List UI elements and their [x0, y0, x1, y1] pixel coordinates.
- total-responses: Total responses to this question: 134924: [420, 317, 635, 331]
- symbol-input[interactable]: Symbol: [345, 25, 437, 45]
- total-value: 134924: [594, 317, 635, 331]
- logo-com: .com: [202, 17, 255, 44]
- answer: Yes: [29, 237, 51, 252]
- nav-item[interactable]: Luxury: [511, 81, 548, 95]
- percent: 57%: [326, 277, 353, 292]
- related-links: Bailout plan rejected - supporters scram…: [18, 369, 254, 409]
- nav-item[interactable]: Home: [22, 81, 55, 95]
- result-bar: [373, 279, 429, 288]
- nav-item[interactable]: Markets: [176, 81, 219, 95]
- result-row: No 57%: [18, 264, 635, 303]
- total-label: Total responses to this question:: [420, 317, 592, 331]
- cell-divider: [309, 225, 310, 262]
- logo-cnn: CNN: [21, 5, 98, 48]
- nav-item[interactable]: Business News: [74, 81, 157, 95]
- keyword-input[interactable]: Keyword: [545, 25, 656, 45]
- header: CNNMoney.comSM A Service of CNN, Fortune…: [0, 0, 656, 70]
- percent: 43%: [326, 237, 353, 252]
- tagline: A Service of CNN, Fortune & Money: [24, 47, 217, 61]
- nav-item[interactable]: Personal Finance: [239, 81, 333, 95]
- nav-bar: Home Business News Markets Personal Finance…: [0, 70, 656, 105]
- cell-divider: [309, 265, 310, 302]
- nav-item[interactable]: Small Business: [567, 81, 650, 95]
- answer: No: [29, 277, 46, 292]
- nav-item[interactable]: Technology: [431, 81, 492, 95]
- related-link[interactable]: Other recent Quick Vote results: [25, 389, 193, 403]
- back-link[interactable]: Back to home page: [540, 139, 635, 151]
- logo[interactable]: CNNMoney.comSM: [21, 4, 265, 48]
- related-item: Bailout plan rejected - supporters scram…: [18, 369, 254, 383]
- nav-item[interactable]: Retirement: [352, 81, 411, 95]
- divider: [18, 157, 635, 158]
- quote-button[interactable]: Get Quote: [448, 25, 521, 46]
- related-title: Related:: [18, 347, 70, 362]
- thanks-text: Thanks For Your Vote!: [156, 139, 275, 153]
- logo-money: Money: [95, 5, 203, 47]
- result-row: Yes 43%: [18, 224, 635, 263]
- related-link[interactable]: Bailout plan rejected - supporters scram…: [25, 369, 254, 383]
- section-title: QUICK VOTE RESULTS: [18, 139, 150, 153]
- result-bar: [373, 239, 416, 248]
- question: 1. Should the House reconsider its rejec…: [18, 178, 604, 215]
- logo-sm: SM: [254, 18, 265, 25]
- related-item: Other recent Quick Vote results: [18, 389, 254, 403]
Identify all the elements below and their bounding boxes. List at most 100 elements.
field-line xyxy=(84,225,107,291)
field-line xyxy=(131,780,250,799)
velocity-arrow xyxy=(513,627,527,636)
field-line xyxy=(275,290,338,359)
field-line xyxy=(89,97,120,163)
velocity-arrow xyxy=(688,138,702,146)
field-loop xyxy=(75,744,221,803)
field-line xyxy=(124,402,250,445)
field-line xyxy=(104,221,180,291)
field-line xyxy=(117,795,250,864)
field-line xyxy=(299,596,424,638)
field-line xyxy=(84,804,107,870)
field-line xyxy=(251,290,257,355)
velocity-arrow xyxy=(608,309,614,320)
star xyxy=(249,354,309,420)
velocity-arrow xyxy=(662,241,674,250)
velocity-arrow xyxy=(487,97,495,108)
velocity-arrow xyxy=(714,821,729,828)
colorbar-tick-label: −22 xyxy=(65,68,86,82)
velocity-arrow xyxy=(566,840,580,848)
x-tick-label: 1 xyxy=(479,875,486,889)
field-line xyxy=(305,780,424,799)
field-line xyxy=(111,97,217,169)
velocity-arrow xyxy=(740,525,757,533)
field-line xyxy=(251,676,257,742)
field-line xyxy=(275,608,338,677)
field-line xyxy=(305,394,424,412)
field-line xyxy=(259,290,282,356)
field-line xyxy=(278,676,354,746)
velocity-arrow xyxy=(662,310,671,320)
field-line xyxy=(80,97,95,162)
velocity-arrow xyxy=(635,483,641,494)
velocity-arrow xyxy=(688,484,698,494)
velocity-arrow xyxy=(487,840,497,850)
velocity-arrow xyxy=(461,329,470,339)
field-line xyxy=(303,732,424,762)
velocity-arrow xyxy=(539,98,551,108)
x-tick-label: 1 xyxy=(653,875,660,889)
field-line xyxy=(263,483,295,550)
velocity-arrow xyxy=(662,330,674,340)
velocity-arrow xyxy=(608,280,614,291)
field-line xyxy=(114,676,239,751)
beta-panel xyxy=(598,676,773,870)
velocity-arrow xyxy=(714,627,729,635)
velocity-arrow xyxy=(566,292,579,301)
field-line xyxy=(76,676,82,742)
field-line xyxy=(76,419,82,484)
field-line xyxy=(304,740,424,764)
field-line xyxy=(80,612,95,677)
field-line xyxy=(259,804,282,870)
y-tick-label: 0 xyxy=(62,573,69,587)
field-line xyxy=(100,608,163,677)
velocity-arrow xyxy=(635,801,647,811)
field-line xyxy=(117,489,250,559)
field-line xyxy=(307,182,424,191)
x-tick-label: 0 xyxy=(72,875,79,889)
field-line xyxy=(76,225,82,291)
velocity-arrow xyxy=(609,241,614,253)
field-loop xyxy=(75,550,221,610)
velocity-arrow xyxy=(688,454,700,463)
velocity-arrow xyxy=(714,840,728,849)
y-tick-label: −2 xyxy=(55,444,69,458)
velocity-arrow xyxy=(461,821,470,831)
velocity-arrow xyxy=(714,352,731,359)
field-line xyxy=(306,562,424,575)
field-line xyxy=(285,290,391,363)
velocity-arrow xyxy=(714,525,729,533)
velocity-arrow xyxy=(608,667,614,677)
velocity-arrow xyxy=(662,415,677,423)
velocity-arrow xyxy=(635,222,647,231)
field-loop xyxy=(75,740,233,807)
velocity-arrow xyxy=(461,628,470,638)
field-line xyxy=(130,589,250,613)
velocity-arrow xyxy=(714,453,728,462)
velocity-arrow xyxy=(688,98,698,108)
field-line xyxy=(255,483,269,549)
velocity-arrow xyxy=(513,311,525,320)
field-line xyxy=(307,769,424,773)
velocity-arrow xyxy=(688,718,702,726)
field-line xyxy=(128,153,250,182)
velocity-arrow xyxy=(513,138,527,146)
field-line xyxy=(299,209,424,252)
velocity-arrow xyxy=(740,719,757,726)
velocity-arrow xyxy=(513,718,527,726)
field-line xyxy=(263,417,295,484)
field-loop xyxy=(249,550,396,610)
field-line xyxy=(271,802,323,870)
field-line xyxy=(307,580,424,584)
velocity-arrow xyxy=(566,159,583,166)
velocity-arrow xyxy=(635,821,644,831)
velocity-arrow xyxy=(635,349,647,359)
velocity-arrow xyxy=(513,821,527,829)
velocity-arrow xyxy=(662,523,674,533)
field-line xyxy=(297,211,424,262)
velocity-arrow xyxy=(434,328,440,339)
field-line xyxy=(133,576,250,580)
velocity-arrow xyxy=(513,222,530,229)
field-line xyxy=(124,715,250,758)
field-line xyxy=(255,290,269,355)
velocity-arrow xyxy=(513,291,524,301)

::::::::

> [Stated goal]: Write out all of the lines above again, keeping every character unchanged.

> [Exercise solution]:
List UI elements and their [x0, y0, x1, y1] pixel coordinates.
- total-responses: Total responses to this question: 134924: [420, 317, 635, 331]
- symbol-input[interactable]: Symbol: [345, 25, 437, 45]
- total-value: 134924: [594, 317, 635, 331]
- logo-com: .com: [202, 17, 255, 44]
- answer: Yes: [29, 237, 51, 252]
- nav-item[interactable]: Luxury: [511, 81, 548, 95]
- percent: 57%: [326, 277, 353, 292]
- related-links: Bailout plan rejected - supporters scram…: [18, 369, 254, 409]
- nav-item[interactable]: Home: [22, 81, 55, 95]
- result-bar: [373, 279, 429, 288]
- nav-item[interactable]: Markets: [176, 81, 219, 95]
- result-row: No 57%: [18, 264, 635, 303]
- total-label: Total responses to this question:: [420, 317, 592, 331]
- cell-divider: [309, 225, 310, 262]
- logo-cnn: CNN: [21, 5, 98, 48]
- nav-item[interactable]: Business News: [74, 81, 157, 95]
- keyword-input[interactable]: Keyword: [545, 25, 656, 45]
- header: CNNMoney.comSM A Service of CNN, Fortune…: [0, 0, 656, 70]
- percent: 43%: [326, 237, 353, 252]
- tagline: A Service of CNN, Fortune & Money: [24, 47, 217, 61]
- nav-item[interactable]: Personal Finance: [239, 81, 333, 95]
- nav-bar: Home Business News Markets Personal Finance…: [0, 70, 656, 105]
- cell-divider: [309, 265, 310, 302]
- nav-item[interactable]: Small Business: [567, 81, 650, 95]
- answer: No: [29, 277, 46, 292]
- nav-item[interactable]: Technology: [431, 81, 492, 95]
- related-link[interactable]: Other recent Quick Vote results: [25, 389, 193, 403]
- back-link[interactable]: Back to home page: [540, 139, 635, 151]
- logo[interactable]: CNNMoney.comSM: [21, 4, 265, 48]
- related-item: Bailout plan rejected - supporters scram…: [18, 369, 254, 383]
- nav-item[interactable]: Retirement: [352, 81, 411, 95]
- divider: [18, 157, 635, 158]
- quote-button[interactable]: Get Quote: [448, 25, 521, 46]
- related-title: Related:: [18, 347, 70, 362]
- thanks-text: Thanks For Your Vote!: [156, 139, 275, 153]
- logo-money: Money: [95, 5, 203, 47]
- result-row: Yes 43%: [18, 224, 635, 263]
- related-link[interactable]: Bailout plan rejected - supporters scram…: [25, 369, 254, 383]
- section-title: QUICK VOTE RESULTS: [18, 139, 150, 153]
- result-bar: [373, 239, 416, 248]
- question: 1. Should the House reconsider its rejec…: [18, 178, 604, 215]
- logo-sm: SM: [254, 18, 265, 25]
- related-item: Other recent Quick Vote results: [18, 389, 254, 403]
Identify all the elements below and their bounding boxes. List at most 100 elements.
field-line xyxy=(84,225,107,291)
field-line xyxy=(131,780,250,799)
velocity-arrow xyxy=(513,627,527,636)
field-line xyxy=(275,290,338,359)
field-line xyxy=(89,97,120,163)
velocity-arrow xyxy=(688,138,702,146)
field-loop xyxy=(75,744,221,803)
field-line xyxy=(124,402,250,445)
field-line xyxy=(104,221,180,291)
field-line xyxy=(117,795,250,864)
field-line xyxy=(299,596,424,638)
field-line xyxy=(84,804,107,870)
field-line xyxy=(251,290,257,355)
velocity-arrow xyxy=(608,309,614,320)
star xyxy=(249,354,309,420)
velocity-arrow xyxy=(662,241,674,250)
velocity-arrow xyxy=(487,97,495,108)
velocity-arrow xyxy=(714,821,729,828)
colorbar-tick-label: −22 xyxy=(65,68,86,82)
velocity-arrow xyxy=(566,840,580,848)
x-tick-label: 1 xyxy=(479,875,486,889)
field-line xyxy=(305,780,424,799)
field-line xyxy=(111,97,217,169)
velocity-arrow xyxy=(740,525,757,533)
field-line xyxy=(251,676,257,742)
field-line xyxy=(275,608,338,677)
field-line xyxy=(305,394,424,412)
field-line xyxy=(259,290,282,356)
field-line xyxy=(278,676,354,746)
velocity-arrow xyxy=(662,310,671,320)
field-line xyxy=(80,97,95,162)
velocity-arrow xyxy=(635,483,641,494)
velocity-arrow xyxy=(688,484,698,494)
velocity-arrow xyxy=(487,840,497,850)
velocity-arrow xyxy=(461,329,470,339)
field-line xyxy=(303,732,424,762)
velocity-arrow xyxy=(539,98,551,108)
x-tick-label: 1 xyxy=(653,875,660,889)
field-line xyxy=(263,483,295,550)
velocity-arrow xyxy=(662,330,674,340)
velocity-arrow xyxy=(608,280,614,291)
field-line xyxy=(114,676,239,751)
beta-panel xyxy=(598,676,773,870)
velocity-arrow xyxy=(714,627,729,635)
velocity-arrow xyxy=(566,292,579,301)
field-line xyxy=(76,676,82,742)
field-line xyxy=(76,419,82,484)
field-line xyxy=(304,740,424,764)
field-line xyxy=(80,612,95,677)
field-line xyxy=(259,804,282,870)
y-tick-label: 0 xyxy=(62,573,69,587)
field-line xyxy=(100,608,163,677)
velocity-arrow xyxy=(635,801,647,811)
field-line xyxy=(117,489,250,559)
field-line xyxy=(307,182,424,191)
x-tick-label: 0 xyxy=(72,875,79,889)
field-line xyxy=(76,225,82,291)
velocity-arrow xyxy=(609,241,614,253)
field-loop xyxy=(75,550,221,610)
velocity-arrow xyxy=(688,454,700,463)
velocity-arrow xyxy=(714,840,728,849)
y-tick-label: −2 xyxy=(55,444,69,458)
velocity-arrow xyxy=(461,821,470,831)
velocity-arrow xyxy=(714,352,731,359)
field-line xyxy=(306,562,424,575)
field-line xyxy=(285,290,391,363)
velocity-arrow xyxy=(714,525,729,533)
velocity-arrow xyxy=(608,667,614,677)
velocity-arrow xyxy=(662,415,677,423)
velocity-arrow xyxy=(635,222,647,231)
field-loop xyxy=(75,740,233,807)
velocity-arrow xyxy=(461,628,470,638)
field-line xyxy=(130,589,250,613)
velocity-arrow xyxy=(714,453,728,462)
velocity-arrow xyxy=(688,98,698,108)
field-line xyxy=(255,483,269,549)
velocity-arrow xyxy=(513,311,525,320)
field-line xyxy=(307,769,424,773)
velocity-arrow xyxy=(688,718,702,726)
field-line xyxy=(128,153,250,182)
velocity-arrow xyxy=(513,138,527,146)
field-line xyxy=(299,209,424,252)
velocity-arrow xyxy=(740,719,757,726)
velocity-arrow xyxy=(513,718,527,726)
field-line xyxy=(263,417,295,484)
field-loop xyxy=(249,550,396,610)
field-line xyxy=(271,802,323,870)
field-line xyxy=(307,580,424,584)
velocity-arrow xyxy=(566,159,583,166)
velocity-arrow xyxy=(635,821,644,831)
velocity-arrow xyxy=(635,349,647,359)
velocity-arrow xyxy=(513,821,527,829)
velocity-arrow xyxy=(662,523,674,533)
field-line xyxy=(297,211,424,262)
velocity-arrow xyxy=(434,328,440,339)
field-line xyxy=(133,576,250,580)
velocity-arrow xyxy=(513,222,530,229)
field-line xyxy=(124,715,250,758)
field-line xyxy=(255,290,269,355)
velocity-arrow xyxy=(513,291,524,301)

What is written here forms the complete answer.